====== Dataset rows ======

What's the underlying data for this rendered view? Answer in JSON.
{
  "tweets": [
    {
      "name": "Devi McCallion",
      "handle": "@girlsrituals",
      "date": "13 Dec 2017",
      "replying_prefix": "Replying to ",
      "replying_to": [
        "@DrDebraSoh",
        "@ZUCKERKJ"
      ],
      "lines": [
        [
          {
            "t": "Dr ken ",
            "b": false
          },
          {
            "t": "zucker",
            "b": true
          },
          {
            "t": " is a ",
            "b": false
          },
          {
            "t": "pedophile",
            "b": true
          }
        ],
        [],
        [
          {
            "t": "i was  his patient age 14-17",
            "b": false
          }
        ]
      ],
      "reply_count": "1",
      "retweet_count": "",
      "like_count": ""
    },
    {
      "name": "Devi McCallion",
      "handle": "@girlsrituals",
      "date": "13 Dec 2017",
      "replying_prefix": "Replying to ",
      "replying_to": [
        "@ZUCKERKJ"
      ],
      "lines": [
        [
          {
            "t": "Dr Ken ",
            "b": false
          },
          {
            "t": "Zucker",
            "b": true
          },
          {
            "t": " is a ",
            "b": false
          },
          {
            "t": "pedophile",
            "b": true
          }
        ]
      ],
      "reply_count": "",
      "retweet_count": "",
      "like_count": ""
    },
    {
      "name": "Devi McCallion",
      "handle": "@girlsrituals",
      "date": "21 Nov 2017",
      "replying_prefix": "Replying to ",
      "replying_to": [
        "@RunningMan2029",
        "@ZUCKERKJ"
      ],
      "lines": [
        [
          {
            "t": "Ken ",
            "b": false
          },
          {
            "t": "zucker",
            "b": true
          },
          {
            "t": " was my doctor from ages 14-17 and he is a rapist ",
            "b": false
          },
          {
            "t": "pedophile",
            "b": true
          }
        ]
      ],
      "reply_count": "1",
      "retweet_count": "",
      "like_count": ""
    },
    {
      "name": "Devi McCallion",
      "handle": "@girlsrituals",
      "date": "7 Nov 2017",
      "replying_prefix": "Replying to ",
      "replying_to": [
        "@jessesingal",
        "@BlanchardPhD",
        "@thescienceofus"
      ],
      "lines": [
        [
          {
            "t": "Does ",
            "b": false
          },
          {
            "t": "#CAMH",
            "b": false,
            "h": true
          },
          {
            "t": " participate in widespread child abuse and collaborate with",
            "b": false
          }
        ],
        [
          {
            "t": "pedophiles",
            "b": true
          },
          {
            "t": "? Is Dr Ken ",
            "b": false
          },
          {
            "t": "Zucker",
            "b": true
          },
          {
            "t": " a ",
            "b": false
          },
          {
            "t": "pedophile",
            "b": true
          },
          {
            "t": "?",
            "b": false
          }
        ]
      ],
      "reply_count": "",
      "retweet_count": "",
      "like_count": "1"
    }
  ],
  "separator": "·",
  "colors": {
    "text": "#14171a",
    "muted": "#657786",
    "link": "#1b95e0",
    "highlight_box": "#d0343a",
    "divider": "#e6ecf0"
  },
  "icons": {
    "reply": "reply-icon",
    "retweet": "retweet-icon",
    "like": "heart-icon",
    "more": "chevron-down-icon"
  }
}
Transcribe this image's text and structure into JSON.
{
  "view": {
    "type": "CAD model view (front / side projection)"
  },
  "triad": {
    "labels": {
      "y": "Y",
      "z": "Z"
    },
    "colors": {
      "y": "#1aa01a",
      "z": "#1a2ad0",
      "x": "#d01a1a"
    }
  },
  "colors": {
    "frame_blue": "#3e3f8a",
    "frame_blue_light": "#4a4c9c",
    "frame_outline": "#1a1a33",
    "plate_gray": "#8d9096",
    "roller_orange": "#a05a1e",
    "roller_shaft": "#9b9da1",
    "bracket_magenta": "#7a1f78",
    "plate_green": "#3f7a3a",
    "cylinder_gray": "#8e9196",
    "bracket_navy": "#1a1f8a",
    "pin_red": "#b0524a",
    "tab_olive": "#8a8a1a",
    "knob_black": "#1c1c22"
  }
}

======
====== Dataset rows ======

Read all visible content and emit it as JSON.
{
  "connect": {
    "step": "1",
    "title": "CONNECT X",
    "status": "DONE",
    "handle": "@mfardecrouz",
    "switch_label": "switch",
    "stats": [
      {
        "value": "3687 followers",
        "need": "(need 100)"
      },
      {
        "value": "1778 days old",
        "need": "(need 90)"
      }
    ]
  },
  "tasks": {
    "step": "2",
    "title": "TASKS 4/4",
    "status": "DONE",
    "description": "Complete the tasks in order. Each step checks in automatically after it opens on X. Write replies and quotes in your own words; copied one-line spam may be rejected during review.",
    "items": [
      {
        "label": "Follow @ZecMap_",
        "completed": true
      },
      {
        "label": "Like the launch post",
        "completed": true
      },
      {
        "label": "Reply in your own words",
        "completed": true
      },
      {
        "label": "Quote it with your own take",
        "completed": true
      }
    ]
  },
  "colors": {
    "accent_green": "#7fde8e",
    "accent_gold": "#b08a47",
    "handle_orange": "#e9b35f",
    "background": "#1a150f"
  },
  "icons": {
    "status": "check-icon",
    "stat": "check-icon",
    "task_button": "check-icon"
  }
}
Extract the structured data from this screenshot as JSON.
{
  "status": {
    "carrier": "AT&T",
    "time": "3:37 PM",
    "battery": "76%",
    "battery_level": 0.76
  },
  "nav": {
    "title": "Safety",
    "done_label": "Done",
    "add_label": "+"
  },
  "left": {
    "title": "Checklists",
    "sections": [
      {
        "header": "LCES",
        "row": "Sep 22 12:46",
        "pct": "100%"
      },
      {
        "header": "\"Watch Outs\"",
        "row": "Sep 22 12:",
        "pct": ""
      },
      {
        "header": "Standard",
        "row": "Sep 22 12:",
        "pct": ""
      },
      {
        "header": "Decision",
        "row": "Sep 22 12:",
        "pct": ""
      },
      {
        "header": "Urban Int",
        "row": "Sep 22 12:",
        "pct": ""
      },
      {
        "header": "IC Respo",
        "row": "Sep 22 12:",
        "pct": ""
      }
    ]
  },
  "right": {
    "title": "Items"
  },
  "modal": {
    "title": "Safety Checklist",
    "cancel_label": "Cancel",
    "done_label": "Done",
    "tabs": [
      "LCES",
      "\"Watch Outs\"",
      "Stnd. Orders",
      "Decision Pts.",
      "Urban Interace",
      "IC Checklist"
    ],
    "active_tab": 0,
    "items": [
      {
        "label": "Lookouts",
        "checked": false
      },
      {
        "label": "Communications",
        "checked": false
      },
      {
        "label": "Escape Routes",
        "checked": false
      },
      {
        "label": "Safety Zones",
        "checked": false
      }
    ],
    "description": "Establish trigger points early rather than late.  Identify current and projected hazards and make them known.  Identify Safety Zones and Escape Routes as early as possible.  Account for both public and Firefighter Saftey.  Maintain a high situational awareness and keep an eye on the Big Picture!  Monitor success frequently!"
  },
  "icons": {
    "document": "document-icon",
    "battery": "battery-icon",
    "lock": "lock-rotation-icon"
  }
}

======
====== Dataset rows ======

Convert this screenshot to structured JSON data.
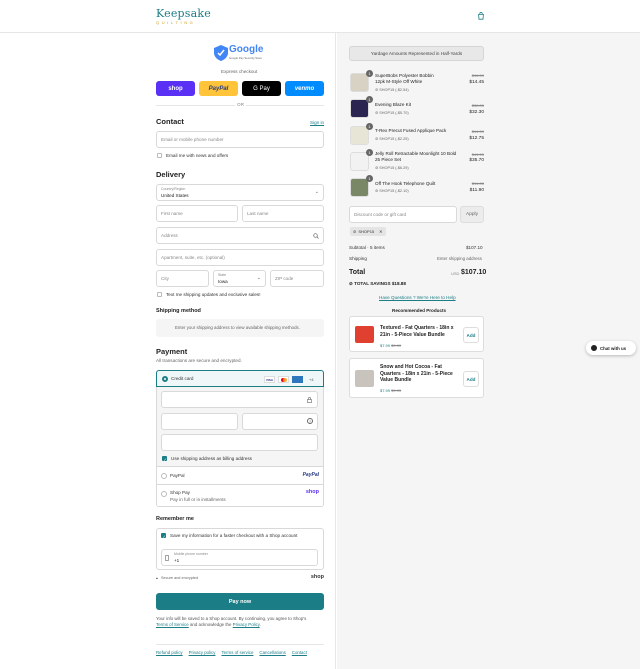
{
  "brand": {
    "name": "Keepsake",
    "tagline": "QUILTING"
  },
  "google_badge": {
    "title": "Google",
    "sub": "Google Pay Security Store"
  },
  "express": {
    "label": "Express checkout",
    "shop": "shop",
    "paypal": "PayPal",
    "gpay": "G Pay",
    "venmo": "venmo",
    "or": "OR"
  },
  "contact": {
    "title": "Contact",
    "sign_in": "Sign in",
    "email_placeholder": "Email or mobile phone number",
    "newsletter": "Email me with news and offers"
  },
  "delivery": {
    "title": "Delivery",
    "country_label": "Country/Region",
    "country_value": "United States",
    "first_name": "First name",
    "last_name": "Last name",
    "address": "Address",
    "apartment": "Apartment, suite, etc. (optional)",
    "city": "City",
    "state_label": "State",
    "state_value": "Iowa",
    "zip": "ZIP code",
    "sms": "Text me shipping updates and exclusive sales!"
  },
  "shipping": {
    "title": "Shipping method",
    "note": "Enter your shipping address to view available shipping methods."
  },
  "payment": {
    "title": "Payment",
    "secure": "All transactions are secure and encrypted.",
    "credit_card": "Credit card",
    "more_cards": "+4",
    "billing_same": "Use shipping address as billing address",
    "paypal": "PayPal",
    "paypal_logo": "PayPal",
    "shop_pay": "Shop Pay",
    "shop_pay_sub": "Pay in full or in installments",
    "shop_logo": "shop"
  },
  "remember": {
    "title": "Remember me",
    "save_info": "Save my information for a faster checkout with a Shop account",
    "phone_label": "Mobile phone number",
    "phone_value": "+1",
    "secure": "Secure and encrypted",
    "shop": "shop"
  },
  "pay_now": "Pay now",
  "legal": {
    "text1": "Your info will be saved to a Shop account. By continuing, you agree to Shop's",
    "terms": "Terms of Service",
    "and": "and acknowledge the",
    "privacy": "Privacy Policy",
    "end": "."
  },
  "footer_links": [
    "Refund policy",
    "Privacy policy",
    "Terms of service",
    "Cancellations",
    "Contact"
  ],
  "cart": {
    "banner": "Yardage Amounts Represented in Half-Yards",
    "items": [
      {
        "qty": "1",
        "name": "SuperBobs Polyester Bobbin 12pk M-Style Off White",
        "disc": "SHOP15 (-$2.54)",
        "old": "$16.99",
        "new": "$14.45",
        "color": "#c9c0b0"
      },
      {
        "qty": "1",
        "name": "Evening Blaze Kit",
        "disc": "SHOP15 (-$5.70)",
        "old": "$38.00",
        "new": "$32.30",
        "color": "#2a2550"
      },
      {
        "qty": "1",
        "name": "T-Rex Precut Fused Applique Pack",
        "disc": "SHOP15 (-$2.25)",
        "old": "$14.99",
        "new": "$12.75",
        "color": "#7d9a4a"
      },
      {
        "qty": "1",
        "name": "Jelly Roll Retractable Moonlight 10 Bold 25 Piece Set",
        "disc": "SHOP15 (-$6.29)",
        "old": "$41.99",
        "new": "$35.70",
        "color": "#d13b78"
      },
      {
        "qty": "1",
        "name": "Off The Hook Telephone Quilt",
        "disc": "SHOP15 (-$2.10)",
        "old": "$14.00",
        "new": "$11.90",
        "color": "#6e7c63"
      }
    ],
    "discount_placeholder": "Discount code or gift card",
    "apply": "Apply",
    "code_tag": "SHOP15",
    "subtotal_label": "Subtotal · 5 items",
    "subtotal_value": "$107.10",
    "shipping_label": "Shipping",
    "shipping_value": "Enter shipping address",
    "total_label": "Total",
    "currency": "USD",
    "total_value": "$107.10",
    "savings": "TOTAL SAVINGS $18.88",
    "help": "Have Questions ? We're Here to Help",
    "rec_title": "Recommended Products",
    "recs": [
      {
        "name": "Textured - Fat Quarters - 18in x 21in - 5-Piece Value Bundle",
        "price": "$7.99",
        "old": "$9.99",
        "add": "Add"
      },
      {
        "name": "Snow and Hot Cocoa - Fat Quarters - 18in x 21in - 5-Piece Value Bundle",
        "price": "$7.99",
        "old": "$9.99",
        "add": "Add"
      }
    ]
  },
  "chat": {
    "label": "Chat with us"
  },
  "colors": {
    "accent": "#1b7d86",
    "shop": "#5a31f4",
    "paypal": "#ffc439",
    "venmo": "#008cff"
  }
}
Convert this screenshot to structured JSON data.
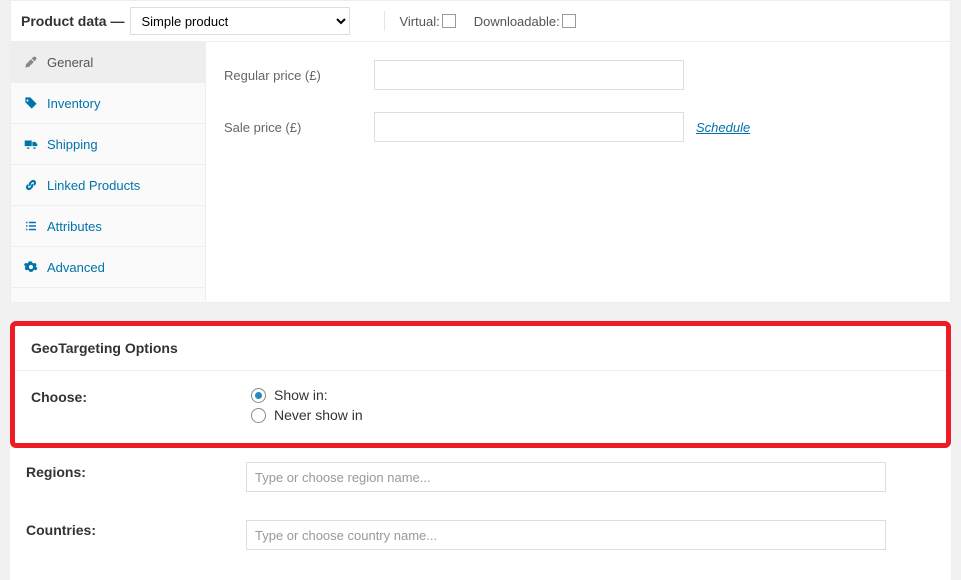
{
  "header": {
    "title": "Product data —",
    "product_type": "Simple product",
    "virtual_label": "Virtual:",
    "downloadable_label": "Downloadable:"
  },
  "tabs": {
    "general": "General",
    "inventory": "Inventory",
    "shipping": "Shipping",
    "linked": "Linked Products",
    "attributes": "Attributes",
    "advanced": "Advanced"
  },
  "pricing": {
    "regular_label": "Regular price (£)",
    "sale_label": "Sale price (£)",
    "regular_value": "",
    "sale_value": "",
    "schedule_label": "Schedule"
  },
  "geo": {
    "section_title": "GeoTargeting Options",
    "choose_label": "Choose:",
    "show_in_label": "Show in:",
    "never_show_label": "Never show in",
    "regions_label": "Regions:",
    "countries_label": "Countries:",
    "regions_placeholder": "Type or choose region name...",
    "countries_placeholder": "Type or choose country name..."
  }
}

======

_Written request_
In the records above, locate the lines holding the word "step". Copy each of them.

_Solution_
    "step": "1",
    "step": "2",
    "description": "Complete the tasks in order. Each step checks in automatically after it opens on X. Write replies and quotes in your own words; copied one-line spam may be rejected during review.",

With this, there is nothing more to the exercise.